▶ AIM
Reproduce every entry below precisely. Pictures are excluded from the copy.

Data entries:
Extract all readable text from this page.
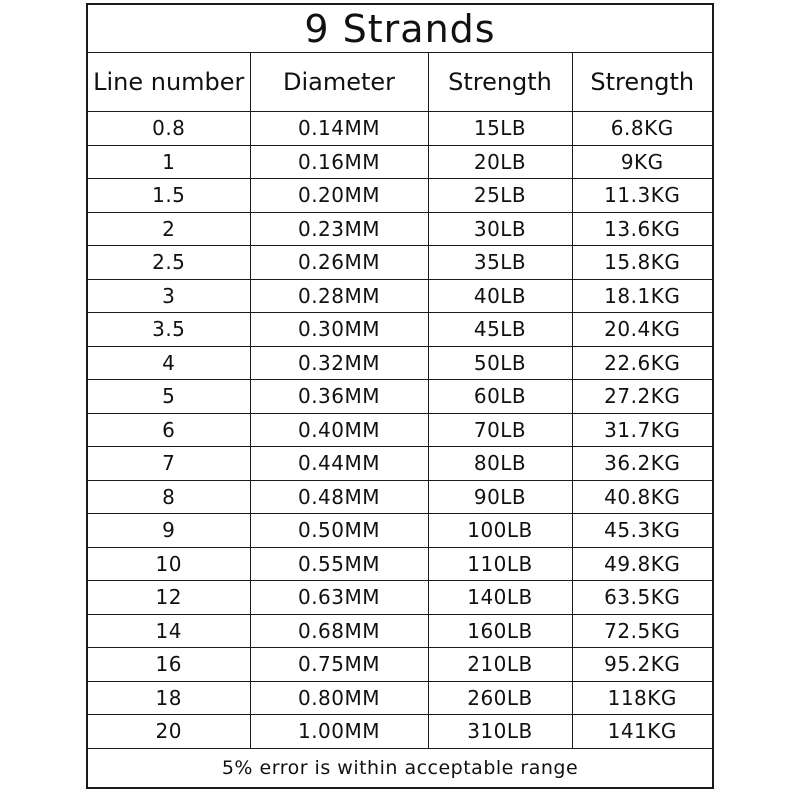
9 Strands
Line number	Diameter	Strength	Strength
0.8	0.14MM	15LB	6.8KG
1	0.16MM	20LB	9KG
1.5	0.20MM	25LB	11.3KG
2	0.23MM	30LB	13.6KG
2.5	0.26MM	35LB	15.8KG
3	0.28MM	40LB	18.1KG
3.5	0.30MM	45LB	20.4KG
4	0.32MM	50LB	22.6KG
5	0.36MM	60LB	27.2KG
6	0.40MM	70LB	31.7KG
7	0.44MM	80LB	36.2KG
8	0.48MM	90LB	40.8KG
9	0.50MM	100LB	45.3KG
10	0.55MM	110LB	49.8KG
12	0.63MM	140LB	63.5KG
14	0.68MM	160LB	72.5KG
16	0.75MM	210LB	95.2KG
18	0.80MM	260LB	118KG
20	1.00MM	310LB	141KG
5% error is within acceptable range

▶ EXERCISE ANSWER
Extract all readable text from this page.
9 Strands
Line number	Diameter	Strength	Strength
0.8	0.14MM	15LB	6.8KG
1	0.16MM	20LB	9KG
1.5	0.20MM	25LB	11.3KG
2	0.23MM	30LB	13.6KG
2.5	0.26MM	35LB	15.8KG
3	0.28MM	40LB	18.1KG
3.5	0.30MM	45LB	20.4KG
4	0.32MM	50LB	22.6KG
5	0.36MM	60LB	27.2KG
6	0.40MM	70LB	31.7KG
7	0.44MM	80LB	36.2KG
8	0.48MM	90LB	40.8KG
9	0.50MM	100LB	45.3KG
10	0.55MM	110LB	49.8KG
12	0.63MM	140LB	63.5KG
14	0.68MM	160LB	72.5KG
16	0.75MM	210LB	95.2KG
18	0.80MM	260LB	118KG
20	1.00MM	310LB	141KG
5% error is within acceptable range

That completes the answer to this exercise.